— EXERCISE —
Can you reproduce the abstract below on CCL2 knockdown after spinal cord injury word for word, from its title through its last sentence?

— EXTRACT TO READ —
_ _ _ _ _

CCL2 Knockdown Attenuates Inflammatory Response After Spinal Cord Injury Through the PI3K/Akt Signaling Pathway: Bioinformatics Analysis and Experimental Validation.

Abstract

Spinal cord injury (SCI) is a common clinical problem in orthopedics with a lack of effective treatments and drug targets. In the present study, we performed bioinformatic analysis of SCI datasets GSE464 and GSE45006 in the Gene Expression Omnibus (GEO) public database and experimentally validated CCL2 expression in an animal model of SCI. This was followed by stimulation of PC-12 cells using hydrogen peroxide to construct a cellular model of SCI. CCL2 expression was knocked down using small interfering RNA (si-CCL2), and PI3K signaling pathway inhibitors and activators were used to validate and observe the changes in downstream inflammation. Through data mining, we found that the inflammatory chemokine CCL2 and PI3K/Akt signaling pathways after SCI expression were significantly increased, and after peroxide stimulation of PC-12 cells with CCL2 knockdown, their downstream cellular inflammatory factor levels were decreased. The PI3K/Akt signaling pathway was blocked by PI3K inhibitors, and the downstream inflammatory response was suppressed. In contrast, when PI3K activators were used, the inflammatory response was enhanced, indicating that the CCL2-PI3K/Akt signaling pathway plays a key role in the regulation of the inflammatory response. This study revealed that the inflammatory chemokine CCL2 can regulate the inflammatory response of PC-12 cells through the PI3K/Akt signaling pathway, and blocking the expression of the inflammatory chemokine CCL2 may be a promising strategy for the treatment of secondary injury after SCI.

_ _ _ _ _

— INFORMATION SUPPLIED —
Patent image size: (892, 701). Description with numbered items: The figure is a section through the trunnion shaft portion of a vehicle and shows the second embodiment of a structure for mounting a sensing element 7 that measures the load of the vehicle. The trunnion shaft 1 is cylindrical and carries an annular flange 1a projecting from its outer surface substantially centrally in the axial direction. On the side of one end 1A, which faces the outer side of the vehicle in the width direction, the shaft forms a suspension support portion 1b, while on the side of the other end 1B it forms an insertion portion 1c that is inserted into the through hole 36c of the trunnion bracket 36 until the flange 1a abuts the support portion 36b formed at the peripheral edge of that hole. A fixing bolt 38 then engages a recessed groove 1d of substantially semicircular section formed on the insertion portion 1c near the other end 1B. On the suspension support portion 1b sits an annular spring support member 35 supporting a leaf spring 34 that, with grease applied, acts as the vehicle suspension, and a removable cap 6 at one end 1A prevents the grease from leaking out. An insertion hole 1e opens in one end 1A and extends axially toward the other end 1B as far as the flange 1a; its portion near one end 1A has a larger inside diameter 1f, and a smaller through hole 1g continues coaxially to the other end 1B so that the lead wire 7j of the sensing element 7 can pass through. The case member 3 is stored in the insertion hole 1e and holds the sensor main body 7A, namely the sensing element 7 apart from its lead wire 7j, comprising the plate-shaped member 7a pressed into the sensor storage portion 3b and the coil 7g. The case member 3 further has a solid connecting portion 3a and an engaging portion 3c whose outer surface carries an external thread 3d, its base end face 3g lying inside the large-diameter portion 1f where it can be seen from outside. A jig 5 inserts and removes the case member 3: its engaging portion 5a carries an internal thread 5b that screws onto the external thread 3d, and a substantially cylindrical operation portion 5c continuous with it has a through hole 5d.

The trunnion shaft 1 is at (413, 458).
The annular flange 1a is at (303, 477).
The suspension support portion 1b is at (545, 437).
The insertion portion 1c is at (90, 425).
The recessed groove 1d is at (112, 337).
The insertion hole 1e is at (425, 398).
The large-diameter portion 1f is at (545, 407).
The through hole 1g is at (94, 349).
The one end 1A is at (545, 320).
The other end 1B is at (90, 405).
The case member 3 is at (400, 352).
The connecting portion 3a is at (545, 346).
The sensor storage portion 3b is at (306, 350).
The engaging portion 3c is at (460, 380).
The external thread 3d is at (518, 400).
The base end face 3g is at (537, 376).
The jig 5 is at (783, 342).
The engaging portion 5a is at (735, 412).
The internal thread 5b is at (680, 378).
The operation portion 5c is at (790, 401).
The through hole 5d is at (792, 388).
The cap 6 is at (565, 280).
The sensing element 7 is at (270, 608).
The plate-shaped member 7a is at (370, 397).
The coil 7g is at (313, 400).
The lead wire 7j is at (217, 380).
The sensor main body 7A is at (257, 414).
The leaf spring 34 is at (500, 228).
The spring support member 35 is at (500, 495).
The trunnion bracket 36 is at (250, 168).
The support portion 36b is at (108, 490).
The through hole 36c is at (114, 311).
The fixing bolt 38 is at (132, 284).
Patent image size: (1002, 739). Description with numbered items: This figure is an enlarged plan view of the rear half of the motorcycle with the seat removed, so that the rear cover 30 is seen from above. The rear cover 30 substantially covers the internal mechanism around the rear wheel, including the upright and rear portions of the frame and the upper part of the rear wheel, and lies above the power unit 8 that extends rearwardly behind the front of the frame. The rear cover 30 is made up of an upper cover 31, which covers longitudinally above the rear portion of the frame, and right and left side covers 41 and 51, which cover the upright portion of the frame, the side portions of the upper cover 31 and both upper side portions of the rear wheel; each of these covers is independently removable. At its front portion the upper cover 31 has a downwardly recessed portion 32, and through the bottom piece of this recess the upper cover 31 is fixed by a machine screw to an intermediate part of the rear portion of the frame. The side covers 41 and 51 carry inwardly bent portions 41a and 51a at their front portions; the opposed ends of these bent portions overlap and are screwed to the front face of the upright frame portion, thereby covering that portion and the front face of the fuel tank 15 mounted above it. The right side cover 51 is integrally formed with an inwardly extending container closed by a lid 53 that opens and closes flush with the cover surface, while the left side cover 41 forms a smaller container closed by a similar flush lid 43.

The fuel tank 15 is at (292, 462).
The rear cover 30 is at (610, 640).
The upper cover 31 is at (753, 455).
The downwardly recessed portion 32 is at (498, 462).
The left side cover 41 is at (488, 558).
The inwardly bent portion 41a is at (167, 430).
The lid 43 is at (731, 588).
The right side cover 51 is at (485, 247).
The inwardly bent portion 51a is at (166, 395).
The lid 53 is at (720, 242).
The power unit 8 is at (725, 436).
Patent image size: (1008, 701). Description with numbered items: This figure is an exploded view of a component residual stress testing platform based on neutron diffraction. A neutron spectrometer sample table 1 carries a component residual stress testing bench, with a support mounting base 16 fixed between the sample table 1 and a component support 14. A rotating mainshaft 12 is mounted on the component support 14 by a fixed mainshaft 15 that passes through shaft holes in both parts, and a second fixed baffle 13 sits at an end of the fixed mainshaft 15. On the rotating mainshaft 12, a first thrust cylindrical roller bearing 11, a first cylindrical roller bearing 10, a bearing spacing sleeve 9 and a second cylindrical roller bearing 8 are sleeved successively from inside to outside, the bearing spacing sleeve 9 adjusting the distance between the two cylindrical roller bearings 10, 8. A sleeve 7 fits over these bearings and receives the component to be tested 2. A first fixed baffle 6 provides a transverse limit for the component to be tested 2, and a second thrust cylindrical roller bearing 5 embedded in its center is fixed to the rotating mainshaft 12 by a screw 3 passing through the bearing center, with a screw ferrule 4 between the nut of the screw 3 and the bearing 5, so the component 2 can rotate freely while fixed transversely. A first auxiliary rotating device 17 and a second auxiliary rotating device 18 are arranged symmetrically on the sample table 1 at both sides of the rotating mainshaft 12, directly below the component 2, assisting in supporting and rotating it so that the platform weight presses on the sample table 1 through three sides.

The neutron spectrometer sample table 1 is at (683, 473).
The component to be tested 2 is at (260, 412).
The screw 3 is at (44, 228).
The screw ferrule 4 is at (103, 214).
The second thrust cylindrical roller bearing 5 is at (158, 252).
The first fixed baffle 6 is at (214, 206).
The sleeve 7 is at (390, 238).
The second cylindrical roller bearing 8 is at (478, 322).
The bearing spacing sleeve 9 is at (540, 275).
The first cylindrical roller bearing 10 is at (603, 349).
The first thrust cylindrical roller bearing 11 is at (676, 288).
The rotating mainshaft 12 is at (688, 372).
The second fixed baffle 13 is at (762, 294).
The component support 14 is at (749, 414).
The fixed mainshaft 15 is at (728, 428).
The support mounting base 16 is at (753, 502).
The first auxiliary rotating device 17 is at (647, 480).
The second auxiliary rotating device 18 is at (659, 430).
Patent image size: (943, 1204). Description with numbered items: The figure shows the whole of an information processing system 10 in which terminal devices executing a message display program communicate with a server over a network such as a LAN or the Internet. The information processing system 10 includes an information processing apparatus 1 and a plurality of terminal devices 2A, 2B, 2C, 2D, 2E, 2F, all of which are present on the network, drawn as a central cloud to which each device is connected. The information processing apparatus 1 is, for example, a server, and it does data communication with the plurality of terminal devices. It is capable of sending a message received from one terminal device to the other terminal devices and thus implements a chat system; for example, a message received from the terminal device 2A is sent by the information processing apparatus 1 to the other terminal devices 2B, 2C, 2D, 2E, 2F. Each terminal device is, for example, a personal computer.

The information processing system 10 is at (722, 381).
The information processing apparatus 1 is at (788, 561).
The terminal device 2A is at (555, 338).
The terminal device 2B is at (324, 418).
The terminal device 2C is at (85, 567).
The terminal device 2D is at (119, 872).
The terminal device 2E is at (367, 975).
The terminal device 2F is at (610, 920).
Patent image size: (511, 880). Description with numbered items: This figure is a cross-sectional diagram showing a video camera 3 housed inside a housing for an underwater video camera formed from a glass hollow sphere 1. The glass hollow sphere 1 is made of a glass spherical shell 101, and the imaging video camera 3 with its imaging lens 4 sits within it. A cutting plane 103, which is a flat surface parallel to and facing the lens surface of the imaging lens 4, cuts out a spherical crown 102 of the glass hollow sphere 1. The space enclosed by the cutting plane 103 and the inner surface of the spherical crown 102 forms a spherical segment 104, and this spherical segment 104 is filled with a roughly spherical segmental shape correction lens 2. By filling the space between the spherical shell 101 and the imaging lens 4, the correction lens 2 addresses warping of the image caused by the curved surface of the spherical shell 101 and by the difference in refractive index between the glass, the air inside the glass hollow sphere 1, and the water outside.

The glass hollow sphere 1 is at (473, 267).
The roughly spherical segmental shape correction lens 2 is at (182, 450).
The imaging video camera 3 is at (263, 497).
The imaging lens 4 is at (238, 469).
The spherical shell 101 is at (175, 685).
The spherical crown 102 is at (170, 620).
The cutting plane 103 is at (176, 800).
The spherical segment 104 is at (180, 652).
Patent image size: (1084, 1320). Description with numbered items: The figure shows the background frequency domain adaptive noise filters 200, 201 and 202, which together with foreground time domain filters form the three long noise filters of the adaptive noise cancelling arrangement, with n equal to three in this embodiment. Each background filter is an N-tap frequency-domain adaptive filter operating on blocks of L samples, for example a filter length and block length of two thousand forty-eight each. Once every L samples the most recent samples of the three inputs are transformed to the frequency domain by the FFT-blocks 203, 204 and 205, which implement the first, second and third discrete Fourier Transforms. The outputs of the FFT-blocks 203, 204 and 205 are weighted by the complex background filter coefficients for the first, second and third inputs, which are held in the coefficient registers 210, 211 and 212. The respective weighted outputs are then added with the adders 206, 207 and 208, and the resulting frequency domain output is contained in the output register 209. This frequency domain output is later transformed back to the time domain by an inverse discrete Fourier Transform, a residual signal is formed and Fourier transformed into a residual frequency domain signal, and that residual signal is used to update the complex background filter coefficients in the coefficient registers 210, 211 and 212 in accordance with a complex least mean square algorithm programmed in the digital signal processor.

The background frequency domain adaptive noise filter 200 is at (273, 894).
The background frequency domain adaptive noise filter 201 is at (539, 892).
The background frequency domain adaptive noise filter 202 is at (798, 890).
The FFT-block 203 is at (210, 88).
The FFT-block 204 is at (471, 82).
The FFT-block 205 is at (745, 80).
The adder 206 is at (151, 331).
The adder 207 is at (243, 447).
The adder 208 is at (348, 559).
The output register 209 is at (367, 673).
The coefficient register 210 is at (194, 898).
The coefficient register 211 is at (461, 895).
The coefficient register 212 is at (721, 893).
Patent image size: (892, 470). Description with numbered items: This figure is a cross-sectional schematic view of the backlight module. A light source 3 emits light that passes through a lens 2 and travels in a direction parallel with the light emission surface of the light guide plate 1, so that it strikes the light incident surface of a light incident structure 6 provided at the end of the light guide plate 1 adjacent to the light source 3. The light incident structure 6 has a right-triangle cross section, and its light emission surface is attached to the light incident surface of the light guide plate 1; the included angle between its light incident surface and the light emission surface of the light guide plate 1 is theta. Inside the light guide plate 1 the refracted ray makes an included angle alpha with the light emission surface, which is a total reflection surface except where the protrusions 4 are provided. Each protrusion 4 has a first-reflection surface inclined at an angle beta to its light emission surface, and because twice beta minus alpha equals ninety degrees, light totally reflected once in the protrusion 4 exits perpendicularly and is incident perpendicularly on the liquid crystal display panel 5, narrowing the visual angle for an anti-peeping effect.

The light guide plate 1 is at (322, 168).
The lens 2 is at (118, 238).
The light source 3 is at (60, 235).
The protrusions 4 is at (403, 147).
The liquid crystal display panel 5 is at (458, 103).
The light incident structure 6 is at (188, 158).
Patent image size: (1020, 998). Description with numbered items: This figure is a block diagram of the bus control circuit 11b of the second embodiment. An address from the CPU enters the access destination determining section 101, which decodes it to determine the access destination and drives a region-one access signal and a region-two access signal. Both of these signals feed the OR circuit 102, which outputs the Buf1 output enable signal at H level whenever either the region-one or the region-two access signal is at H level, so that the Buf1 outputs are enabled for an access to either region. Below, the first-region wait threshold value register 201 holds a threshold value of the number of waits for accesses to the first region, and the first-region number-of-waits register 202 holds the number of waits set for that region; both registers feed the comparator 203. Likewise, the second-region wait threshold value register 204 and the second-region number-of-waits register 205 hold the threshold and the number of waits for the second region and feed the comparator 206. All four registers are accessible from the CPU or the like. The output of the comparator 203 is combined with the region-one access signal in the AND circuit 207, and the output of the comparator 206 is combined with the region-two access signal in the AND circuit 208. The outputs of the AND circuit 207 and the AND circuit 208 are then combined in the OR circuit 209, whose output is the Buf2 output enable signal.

_ _ _ _ _

— FINAL ANSWER —
CCL2 Knockdown Attenuates Inflammatory Response After Spinal Cord Injury Through the PI3K/Akt Signaling Pathway: Bioinformatics Analysis and Experimental Validation.

Abstract

Spinal cord injury (SCI) is a common clinical problem in orthopedics with a lack of effective treatments and drug targets. In the present study, we performed bioinformatic analysis of SCI datasets GSE464 and GSE45006 in the Gene Expression Omnibus (GEO) public database and experimentally validated CCL2 expression in an animal model of SCI. This was followed by stimulation of PC-12 cells using hydrogen peroxide to construct a cellular model of SCI. CCL2 expression was knocked down using small interfering RNA (si-CCL2), and PI3K signaling pathway inhibitors and activators were used to validate and observe the changes in downstream inflammation. Through data mining, we found that the inflammatory chemokine CCL2 and PI3K/Akt signaling pathways after SCI expression were significantly increased, and after peroxide stimulation of PC-12 cells with CCL2 knockdown, their downstream cellular inflammatory factor levels were decreased. The PI3K/Akt signaling pathway was blocked by PI3K inhibitors, and the downstream inflammatory response was suppressed. In contrast, when PI3K activators were used, the inflammatory response was enhanced, indicating that the CCL2-PI3K/Akt signaling pathway plays a key role in the regulation of the inflammatory response. This study revealed that the inflammatory chemokine CCL2 can regulate the inflammatory response of PC-12 cells through the PI3K/Akt signaling pathway, and blocking the expression of the inflammatory chemokine CCL2 may be a promising strategy for the treatment of secondary injury after SCI.